--- SHORT TASK ---
Seek out every line containing the word "frac", and copy each.

--- SOURCE MATERIAL ---
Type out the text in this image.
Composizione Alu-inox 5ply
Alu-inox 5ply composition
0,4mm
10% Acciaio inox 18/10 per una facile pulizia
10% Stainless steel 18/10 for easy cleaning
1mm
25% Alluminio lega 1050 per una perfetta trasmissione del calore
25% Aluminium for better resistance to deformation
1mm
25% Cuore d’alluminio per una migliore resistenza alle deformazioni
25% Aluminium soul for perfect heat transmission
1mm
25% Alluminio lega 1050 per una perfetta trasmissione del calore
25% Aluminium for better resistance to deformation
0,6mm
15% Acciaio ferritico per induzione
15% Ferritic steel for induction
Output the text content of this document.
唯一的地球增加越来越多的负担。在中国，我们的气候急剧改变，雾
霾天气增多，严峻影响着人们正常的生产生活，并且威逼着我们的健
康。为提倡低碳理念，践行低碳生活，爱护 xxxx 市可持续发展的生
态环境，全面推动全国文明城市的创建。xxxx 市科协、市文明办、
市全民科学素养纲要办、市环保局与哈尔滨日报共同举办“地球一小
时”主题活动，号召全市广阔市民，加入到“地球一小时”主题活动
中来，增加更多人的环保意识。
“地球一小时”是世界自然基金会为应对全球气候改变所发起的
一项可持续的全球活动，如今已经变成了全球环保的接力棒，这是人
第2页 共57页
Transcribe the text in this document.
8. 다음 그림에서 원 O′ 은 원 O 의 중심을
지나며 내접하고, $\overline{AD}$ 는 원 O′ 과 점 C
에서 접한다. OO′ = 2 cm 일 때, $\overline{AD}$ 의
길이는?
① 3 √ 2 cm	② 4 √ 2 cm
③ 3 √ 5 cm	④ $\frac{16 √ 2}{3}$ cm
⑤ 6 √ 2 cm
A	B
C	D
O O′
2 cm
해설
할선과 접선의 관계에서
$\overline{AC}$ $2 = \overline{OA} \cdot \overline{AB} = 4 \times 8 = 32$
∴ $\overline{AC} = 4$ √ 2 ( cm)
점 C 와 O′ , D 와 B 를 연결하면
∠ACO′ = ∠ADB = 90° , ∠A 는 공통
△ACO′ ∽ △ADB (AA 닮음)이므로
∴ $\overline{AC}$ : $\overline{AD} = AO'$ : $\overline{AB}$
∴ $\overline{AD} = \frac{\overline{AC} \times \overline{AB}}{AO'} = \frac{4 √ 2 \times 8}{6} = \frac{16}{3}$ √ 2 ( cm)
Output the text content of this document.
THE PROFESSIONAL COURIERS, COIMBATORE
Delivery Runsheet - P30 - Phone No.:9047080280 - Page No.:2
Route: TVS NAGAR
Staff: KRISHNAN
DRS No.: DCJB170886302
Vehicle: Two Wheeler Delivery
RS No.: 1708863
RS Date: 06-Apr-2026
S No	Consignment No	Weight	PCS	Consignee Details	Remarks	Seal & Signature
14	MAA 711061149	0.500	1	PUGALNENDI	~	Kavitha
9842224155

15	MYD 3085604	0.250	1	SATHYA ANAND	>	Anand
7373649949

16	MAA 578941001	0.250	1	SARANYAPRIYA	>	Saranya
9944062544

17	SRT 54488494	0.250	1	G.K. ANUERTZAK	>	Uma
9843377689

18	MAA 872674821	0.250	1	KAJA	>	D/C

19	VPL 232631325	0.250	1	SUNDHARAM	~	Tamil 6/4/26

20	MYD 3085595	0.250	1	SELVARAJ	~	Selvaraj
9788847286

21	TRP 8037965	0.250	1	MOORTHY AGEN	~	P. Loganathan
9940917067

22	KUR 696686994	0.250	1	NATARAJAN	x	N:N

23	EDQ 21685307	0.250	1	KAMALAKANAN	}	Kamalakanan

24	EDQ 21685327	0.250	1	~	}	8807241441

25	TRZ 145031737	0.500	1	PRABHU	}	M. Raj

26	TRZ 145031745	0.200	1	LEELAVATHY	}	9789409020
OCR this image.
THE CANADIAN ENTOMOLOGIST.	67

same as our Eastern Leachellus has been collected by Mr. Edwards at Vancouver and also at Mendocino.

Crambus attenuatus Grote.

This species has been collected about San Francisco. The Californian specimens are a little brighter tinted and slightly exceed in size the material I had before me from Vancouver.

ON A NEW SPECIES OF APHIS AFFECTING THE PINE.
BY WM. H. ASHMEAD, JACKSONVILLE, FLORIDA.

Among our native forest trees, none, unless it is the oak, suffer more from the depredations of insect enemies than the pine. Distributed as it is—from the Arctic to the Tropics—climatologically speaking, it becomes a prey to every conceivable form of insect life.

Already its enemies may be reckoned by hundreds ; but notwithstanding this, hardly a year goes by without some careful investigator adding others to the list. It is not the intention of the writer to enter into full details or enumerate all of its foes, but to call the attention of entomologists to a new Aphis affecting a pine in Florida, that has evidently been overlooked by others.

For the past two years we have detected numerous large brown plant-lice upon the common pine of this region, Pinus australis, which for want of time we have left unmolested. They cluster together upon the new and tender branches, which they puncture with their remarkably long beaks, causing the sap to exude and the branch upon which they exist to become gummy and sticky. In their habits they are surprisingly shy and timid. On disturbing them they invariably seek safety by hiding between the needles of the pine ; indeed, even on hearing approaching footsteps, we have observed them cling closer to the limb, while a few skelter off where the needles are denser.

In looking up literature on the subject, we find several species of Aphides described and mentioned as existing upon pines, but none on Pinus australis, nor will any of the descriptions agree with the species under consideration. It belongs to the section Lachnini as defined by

--- RESPONSE ---
③ 3 √ 5 cm	④ $\frac{16 √ 2}{3}$ cm
∴ $\overline{AD} = \frac{\overline{AC} \times \overline{AB}}{AO'} = \frac{4 √ 2 \times 8}{6} = \frac{16}{3}$ √ 2 ( cm)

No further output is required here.